* _TASK TO COMPLETE_
Below are the records; collect from them each line containing the string "Stiftung".

Recorded data:
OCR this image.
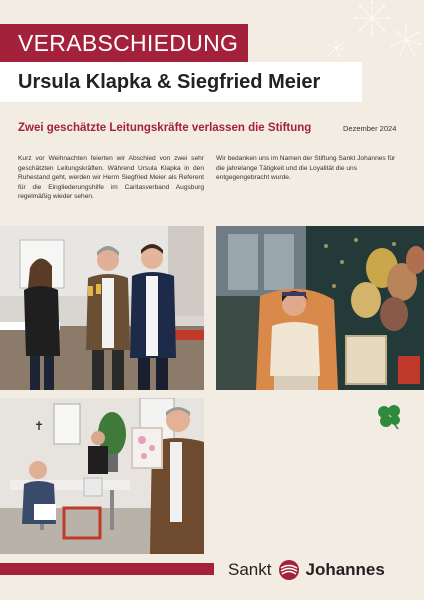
VERABSCHIEDUNG
Ursula Klapka & Siegfried Meier
Zwei geschätzte Leitungskräfte verlassen die Stiftung	Dezember 2024
Kurz vor Weihnachten feierten wir Abschied von zwei sehr geschätzten Leitungskräften. Während Ursula Klapka in den Ruhestand geht, werden wir Herrn Siegfried Meier als Referent für die Eingliederungshilfe im Caritasverband Augsburg regelmäßig wieder sehen.
Wir bedanken uns im Namen der Stiftung Sankt Johannes für die jahrelange Tätigkeit und die Loyalität die uns entgegengebracht wurde.
✝
Sankt Johannes
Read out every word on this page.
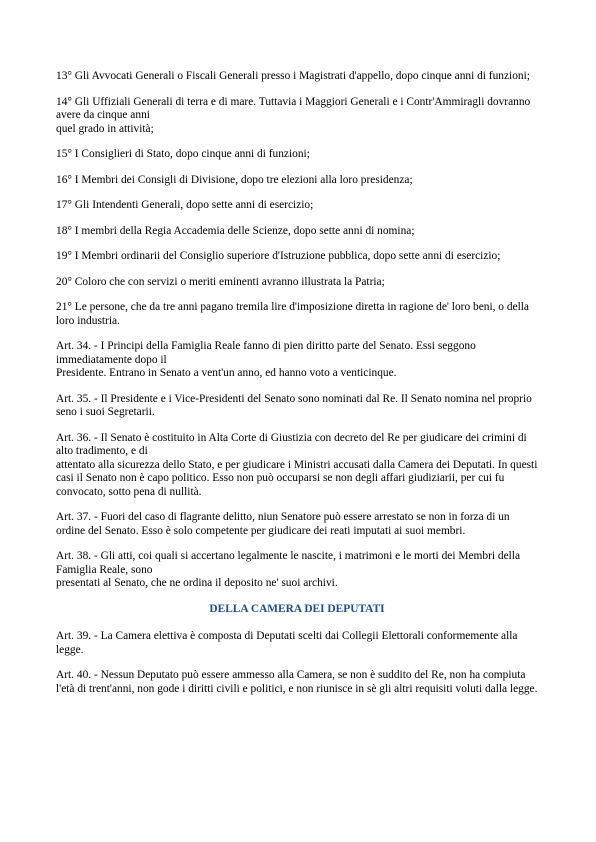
13° Gli Avvocati Generali o Fiscali Generali presso i Magistrati d'appello, dopo cinque anni di funzioni;

14° Gli Uffiziali Generali di terra e di mare. Tuttavia i Maggiori Generali e i Contr'Ammiragli dovranno avere da cinque anni
quel grado in attività;

15° I Consiglieri di Stato, dopo cinque anni di funzioni;

16° I Membri dei Consigli di Divisione, dopo tre elezioni alla loro presidenza;

17° Gli Intendenti Generali, dopo sette anni di esercizio;

18° I membri della Regia Accademia delle Scienze, dopo sette anni di nomina;

19° I Membri ordinarii del Consiglio superiore d'Istruzione pubblica, dopo sette anni di esercizio;

20° Coloro che con servizi o meriti eminenti avranno illustrata la Patria;

21° Le persone, che da tre anni pagano tremila lire d'imposizione diretta in ragione de' loro beni, o della loro industria.

Art. 34. - I Principi della Famiglia Reale fanno di pien diritto parte del Senato. Essi seggono immediatamente dopo il
Presidente. Entrano in Senato a vent'un anno, ed hanno voto a venticinque.

Art. 35. - Il Presidente e i Vice-Presidenti del Senato sono nominati dal Re. Il Senato nomina nel proprio seno i suoi Segretarii.

Art. 36. - Il Senato è costituito in Alta Corte di Giustizia con decreto del Re per giudicare dei crimini di alto tradimento, e di
attentato alla sicurezza dello Stato, e per giudicare i Ministri accusati dalla Camera dei Deputati. In questi casi il Senato non è capo politico. Esso non può occuparsi se non degli affari giudiziarii, per cui fu convocato, sotto pena di nullità.

Art. 37. - Fuori del caso di flagrante delitto, niun Senatore può essere arrestato se non in forza di un ordine del Senato. Esso è solo competente per giudicare dei reati imputati ai suoi membri.

Art. 38. - Gli atti, coi quali si accertano legalmente le nascite, i matrimoni e le morti dei Membri della Famiglia Reale, sono
presentati al Senato, che ne ordina il deposito ne' suoi archivi.

DELLA CAMERA DEI DEPUTATI

Art. 39. - La Camera elettiva è composta di Deputati scelti dai Collegii Elettorali conformemente alla legge.

Art. 40. - Nessun Deputato può essere ammesso alla Camera, se non è suddito del Re, non ha compiuta l'età di trent'anni, non gode i diritti civili e politici, e non riunisce in sè gli altri requisiti voluti dalla legge.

* _RESULT OF THE TASK_
Zwei geschätzte Leitungskräfte verlassen die Stiftung	Dezember 2024
Wir bedanken uns im Namen der Stiftung Sankt Johannes für die jahrelange Tätigkeit und die Loyalität die uns entgegengebracht wurde.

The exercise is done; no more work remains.